» **To be done**:
Find the lines holding "title" and copy them.

[Stored dataset items]
━━━

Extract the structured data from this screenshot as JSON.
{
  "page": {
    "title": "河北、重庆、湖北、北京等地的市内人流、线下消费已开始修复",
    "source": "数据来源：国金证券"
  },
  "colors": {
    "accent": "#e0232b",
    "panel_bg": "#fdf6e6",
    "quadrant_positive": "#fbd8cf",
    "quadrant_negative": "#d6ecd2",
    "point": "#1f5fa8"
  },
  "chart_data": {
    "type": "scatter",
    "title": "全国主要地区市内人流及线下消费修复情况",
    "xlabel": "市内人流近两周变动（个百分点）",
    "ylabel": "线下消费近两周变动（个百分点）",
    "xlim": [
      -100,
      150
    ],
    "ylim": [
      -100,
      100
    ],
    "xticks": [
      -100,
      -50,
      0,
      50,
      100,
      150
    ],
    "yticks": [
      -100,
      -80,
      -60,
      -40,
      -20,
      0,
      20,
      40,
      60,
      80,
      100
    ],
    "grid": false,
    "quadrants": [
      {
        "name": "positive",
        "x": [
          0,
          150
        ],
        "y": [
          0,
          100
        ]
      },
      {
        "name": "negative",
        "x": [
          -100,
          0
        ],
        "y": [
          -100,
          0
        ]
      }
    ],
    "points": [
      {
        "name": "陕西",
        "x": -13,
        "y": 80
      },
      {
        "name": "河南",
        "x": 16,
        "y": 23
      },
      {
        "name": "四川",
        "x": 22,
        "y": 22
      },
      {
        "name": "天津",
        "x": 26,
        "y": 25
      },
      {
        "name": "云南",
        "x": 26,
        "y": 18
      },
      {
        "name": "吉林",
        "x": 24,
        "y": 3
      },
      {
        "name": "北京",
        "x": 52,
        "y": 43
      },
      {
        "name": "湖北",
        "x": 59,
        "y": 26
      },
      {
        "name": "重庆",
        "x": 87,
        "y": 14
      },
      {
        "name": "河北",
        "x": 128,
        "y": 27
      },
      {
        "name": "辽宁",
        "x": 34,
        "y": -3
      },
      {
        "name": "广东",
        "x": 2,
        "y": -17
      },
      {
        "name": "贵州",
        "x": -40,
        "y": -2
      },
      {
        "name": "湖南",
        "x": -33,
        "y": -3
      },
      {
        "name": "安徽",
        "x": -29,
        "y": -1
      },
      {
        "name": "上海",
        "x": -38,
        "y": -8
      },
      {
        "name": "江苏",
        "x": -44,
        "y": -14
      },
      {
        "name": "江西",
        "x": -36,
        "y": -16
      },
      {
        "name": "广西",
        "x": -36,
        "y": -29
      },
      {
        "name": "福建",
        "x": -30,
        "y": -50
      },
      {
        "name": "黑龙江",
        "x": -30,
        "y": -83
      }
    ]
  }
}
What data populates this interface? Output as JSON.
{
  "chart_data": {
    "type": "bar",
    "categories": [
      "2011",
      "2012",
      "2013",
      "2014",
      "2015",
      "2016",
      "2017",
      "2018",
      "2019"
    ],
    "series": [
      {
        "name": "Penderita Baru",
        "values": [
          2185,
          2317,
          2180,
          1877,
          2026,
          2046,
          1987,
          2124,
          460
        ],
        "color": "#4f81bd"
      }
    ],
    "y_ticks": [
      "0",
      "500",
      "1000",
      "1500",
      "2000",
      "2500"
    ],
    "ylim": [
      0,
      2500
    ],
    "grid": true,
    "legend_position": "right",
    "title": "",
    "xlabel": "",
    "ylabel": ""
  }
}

━━━

» **Worked answer**:
    "title": "河北、重庆、湖北、北京等地的市内人流、线下消费已开始修复",
    "title": "全国主要地区市内人流及线下消费修复情况",
    "title": "",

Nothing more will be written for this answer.